-- Start of Entries supplied --
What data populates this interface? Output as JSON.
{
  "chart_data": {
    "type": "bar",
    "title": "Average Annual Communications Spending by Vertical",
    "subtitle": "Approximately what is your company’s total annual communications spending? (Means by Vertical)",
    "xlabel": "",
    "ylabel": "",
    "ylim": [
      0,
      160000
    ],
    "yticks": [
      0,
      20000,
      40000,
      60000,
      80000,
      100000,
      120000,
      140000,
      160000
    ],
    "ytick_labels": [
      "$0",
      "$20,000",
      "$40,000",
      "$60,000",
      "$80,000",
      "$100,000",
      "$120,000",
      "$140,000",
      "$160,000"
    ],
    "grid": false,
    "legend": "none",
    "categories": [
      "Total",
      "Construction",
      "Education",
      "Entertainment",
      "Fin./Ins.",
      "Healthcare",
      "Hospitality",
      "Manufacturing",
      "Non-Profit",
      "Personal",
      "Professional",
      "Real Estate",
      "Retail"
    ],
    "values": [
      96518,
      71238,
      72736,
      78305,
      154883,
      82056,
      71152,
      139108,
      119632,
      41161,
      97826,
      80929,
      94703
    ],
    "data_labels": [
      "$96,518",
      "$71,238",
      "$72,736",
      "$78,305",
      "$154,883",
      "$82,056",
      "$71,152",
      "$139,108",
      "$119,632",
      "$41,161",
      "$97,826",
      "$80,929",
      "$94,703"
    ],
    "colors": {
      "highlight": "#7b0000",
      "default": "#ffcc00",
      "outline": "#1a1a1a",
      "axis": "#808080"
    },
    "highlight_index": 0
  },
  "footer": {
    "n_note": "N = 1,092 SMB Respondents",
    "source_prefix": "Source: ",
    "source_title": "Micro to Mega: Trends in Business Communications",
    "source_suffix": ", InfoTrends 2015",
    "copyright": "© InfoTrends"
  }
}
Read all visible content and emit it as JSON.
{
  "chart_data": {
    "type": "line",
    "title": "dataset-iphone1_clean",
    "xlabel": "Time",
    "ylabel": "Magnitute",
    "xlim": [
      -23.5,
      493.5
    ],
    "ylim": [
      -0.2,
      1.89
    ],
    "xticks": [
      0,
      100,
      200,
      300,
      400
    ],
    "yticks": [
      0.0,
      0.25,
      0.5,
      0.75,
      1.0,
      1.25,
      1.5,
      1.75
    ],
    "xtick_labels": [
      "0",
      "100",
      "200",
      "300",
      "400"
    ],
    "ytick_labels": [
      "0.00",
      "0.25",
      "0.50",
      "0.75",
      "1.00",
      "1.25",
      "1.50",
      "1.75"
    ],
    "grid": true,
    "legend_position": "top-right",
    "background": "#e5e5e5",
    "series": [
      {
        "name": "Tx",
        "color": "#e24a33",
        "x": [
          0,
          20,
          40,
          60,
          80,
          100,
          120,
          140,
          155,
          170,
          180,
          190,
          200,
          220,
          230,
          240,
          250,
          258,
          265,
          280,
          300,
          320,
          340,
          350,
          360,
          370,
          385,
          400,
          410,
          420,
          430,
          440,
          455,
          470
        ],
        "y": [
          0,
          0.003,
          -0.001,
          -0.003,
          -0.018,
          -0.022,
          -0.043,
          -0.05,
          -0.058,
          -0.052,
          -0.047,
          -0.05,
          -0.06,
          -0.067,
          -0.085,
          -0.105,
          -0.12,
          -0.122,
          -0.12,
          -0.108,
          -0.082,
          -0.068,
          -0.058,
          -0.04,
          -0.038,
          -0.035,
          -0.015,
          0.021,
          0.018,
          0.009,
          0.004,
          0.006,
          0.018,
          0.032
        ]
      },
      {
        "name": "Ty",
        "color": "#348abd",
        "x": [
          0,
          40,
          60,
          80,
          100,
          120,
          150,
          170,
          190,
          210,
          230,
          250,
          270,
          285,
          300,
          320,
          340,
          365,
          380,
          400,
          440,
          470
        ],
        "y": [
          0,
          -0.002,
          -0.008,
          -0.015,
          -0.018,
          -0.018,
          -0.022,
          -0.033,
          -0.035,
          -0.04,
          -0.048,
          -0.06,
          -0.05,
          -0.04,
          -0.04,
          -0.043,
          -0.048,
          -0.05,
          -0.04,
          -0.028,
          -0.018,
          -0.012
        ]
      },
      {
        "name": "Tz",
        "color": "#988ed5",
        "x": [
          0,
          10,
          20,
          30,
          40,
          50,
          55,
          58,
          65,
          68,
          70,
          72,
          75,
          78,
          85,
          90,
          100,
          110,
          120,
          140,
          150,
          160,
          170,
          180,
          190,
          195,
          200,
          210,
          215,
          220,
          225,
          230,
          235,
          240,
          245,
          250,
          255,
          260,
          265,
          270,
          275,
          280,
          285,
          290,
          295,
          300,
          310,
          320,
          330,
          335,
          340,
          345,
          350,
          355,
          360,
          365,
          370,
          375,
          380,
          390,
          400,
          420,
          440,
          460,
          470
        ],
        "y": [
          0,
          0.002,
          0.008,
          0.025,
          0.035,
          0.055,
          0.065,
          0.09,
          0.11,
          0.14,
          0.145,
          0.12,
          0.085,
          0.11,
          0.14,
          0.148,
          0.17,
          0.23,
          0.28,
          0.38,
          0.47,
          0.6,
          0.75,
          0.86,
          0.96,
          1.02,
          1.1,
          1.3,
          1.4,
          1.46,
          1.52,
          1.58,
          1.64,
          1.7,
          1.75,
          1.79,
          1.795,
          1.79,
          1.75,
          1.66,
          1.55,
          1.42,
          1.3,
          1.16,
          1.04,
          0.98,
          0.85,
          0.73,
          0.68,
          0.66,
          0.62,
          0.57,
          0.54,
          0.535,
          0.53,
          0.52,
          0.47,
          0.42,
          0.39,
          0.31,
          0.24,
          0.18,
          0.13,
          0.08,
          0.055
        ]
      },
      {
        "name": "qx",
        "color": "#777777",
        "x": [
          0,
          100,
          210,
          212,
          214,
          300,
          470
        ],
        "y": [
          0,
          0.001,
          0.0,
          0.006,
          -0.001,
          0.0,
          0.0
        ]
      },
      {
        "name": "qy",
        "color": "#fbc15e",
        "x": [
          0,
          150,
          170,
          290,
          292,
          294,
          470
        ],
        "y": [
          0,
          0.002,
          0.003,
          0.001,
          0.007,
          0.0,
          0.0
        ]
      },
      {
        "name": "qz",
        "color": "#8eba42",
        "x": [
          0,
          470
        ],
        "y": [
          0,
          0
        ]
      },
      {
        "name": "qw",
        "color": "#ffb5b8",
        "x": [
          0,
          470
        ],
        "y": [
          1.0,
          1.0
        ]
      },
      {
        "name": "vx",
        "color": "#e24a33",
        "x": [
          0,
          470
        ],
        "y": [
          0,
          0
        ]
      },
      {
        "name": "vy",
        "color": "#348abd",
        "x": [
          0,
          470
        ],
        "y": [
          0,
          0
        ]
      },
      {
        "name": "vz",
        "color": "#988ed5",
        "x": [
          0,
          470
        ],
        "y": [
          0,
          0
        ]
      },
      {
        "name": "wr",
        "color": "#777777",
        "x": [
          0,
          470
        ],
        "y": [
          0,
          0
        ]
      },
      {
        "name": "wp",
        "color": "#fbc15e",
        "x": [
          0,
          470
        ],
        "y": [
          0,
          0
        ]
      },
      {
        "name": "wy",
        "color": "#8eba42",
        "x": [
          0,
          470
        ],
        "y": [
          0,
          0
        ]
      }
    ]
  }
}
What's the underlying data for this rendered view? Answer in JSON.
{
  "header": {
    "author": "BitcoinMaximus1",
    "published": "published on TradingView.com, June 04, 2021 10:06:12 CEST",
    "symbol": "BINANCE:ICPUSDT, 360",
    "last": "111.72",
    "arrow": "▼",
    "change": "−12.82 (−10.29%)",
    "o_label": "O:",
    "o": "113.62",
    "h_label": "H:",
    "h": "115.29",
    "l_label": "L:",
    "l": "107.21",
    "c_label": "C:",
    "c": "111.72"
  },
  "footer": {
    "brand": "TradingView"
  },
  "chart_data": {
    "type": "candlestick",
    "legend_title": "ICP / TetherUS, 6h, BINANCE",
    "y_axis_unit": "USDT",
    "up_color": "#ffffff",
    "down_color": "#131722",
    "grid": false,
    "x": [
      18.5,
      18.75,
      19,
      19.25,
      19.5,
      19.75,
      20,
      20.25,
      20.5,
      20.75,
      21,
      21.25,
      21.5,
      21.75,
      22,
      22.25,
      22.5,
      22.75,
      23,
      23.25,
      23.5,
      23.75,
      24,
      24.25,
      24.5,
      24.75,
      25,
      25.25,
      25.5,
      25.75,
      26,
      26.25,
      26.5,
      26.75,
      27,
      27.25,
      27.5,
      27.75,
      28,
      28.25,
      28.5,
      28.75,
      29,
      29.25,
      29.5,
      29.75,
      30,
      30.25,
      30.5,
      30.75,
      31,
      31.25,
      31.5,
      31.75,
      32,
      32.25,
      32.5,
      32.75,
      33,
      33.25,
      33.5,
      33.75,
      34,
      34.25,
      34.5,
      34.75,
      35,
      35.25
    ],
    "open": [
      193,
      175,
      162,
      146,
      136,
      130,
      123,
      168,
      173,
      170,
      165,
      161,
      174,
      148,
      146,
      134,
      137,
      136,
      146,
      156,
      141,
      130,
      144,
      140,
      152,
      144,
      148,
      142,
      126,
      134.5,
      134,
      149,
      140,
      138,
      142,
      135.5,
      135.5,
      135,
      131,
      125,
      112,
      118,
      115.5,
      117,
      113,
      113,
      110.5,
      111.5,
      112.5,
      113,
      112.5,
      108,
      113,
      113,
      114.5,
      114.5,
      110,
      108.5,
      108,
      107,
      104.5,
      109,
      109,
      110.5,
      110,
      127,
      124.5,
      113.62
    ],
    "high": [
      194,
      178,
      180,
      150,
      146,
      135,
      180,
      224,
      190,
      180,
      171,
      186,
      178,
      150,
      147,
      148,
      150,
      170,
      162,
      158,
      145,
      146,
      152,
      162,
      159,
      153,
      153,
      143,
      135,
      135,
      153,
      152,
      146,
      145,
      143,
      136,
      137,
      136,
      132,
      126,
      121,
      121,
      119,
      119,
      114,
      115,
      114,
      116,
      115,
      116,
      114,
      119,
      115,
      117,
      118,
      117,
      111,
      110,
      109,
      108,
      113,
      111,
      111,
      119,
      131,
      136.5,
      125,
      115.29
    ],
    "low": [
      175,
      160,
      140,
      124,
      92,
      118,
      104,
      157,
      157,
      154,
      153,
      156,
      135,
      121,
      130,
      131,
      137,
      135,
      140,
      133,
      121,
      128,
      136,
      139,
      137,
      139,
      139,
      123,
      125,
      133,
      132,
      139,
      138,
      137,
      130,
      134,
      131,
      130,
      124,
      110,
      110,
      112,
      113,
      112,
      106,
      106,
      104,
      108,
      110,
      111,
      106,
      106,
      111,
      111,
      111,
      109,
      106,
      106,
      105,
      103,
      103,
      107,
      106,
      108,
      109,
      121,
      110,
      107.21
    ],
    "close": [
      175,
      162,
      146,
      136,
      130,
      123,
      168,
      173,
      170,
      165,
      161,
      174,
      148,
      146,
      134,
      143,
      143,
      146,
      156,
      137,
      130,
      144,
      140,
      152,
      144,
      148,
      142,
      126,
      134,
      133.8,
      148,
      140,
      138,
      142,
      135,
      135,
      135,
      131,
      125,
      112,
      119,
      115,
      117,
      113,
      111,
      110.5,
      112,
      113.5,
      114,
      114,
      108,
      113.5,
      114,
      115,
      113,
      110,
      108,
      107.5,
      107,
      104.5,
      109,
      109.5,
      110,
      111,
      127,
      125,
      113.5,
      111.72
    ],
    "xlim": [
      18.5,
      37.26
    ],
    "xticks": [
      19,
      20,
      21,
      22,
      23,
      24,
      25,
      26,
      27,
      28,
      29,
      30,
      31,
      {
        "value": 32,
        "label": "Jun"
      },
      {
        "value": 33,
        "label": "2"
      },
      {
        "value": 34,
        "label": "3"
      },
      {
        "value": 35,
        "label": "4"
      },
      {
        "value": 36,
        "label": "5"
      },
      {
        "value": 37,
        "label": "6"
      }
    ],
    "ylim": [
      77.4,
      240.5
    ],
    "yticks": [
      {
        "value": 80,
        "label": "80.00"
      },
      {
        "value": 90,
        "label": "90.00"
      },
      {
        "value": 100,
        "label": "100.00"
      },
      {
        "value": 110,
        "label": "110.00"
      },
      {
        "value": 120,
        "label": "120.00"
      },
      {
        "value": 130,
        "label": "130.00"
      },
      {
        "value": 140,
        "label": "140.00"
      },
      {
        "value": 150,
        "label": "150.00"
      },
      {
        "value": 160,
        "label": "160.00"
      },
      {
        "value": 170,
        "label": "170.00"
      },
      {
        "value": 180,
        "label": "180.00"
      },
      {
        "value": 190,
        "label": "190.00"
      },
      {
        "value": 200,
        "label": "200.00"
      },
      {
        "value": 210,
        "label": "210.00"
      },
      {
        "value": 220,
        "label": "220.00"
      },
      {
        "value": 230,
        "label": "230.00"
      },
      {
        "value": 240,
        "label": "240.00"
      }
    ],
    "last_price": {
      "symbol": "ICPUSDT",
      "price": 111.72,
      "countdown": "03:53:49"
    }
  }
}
-- End of Entries supplied --
■ The exercise: Pick out every line holding the string "Vertical" and return it.

■ Answer below:
    "title": "Average Annual Communications Spending by Vertical",
    "subtitle": "Approximately what is your company’s total annual communications spending? (Means by Vertical)",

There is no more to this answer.